| Given text |
>>>>
I think this is quite possibly one of the best (and most honest) articles I've ever read about the Muppets in the post-Jim Henson era. The genius of Jim Henson is mind blowing. He was a man very much ahead of his time and yet also very old fashioned; I guess you could say he honoured the traditions of the past while embracing the technology of the future. He was even in to things like CGI (experimenting with a digital Kermit) and reality TV (see http://www.youtube.com/watch?v=RPFOixtrUl8 ) years before everyone else. Trying to match or recreate the man's work is pointless. It's like an abstract painter trying one-up Picasso.
I'm a puppeteer, an indie filmmaker (who does film with puppets) and I've written a blog about film and video puppetry called PuppetVision at http://puppetvision.info since 2004. Although I have a lot influences, like a lot of people in puppetry, if it wasn't for Jim Henson and the Muppets I wouldn't be doing what I do.
Personally, as a puppeteer I would never want to take on one of those characters. Even if you're brilliant - and I have tremendous respect for performers like Steve Whitmire and Eric Jacobson who are phenomenal puppeteers - you are essentially riffing on somebody else's work and never, ever going to please everybody.
@UncleDeadly - I don't think it's fair or accurate to say that Steve Whitmire "steamrolled his way into the job upon Henson's death". Every account I've ever heard or read is that he was asked to do the role, and Jim Henson had specifically requested that Steve do so in the event of his death. I have no idea what the politics of that "Got Talent" Kermit appearance were, but I would hesitate to jump to conclusions or make assumptions about it unless you were in the room.
<<<<
| Given entries |
>>>>
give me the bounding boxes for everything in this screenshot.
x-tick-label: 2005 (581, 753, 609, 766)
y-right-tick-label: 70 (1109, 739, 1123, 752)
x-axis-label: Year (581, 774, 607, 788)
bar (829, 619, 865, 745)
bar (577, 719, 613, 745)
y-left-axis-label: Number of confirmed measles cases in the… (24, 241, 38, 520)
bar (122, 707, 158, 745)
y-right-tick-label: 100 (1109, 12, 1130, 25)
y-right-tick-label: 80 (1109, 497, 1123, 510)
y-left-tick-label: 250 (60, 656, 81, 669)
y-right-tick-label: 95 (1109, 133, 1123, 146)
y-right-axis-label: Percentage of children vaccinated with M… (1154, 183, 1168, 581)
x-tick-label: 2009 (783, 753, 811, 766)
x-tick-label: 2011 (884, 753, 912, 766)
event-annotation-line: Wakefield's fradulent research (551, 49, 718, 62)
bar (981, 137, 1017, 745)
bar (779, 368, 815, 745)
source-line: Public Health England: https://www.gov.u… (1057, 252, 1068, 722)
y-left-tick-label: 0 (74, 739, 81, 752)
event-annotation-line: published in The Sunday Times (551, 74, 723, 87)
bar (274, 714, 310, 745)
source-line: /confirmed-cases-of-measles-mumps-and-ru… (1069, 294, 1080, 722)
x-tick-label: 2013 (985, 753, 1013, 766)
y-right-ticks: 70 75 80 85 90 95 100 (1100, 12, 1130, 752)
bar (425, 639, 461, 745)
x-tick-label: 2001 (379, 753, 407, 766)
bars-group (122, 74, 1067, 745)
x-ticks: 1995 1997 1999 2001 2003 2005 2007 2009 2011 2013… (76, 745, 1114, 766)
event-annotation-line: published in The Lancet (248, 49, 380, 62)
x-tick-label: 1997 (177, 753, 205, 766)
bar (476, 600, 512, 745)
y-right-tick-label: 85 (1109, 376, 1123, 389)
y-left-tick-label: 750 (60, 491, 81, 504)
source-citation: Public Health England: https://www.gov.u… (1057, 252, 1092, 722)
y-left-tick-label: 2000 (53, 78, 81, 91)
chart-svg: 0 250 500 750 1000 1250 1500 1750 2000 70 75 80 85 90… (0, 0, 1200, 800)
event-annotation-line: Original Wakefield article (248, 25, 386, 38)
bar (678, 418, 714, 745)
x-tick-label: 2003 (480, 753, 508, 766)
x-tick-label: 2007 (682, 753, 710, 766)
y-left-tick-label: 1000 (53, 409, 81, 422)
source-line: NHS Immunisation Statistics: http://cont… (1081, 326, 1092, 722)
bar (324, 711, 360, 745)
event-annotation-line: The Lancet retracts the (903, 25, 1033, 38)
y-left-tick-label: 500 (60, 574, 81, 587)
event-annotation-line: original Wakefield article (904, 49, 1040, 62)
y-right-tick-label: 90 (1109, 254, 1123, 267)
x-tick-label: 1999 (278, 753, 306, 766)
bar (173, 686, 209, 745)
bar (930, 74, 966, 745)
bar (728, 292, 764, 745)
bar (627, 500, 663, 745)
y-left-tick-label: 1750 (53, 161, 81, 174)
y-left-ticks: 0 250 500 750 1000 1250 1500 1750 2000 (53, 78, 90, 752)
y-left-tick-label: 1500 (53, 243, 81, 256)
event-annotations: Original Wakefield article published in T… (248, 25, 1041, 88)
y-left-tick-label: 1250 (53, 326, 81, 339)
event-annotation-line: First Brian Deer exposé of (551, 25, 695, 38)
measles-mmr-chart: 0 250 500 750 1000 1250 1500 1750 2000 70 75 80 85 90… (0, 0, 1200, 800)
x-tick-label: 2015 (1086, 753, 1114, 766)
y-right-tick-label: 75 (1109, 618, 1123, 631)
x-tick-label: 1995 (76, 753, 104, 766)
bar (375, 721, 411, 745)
<<<<
| Problem details |
Please repeat word for word the part of the comment about the Muppets that opens with the words containing "I think this" and closes with "trying one-up Picasso.".

| Result for this task |
I think this is quite possibly one of the best (and most honest) articles I've ever read about the Muppets in the post-Jim Henson era. The genius of Jim Henson is mind blowing. He was a man very much ahead of his time and yet also very old fashioned; I guess you could say he honoured the traditions of the past while embracing the technology of the future. He was even in to things like CGI (experimenting with a digital Kermit) and reality TV (see http://www.youtube.com/watch?v=RPFOixtrUl8 ) years before everyone else. Trying to match or recreate the man's work is pointless. It's like an abstract painter trying one-up Picasso.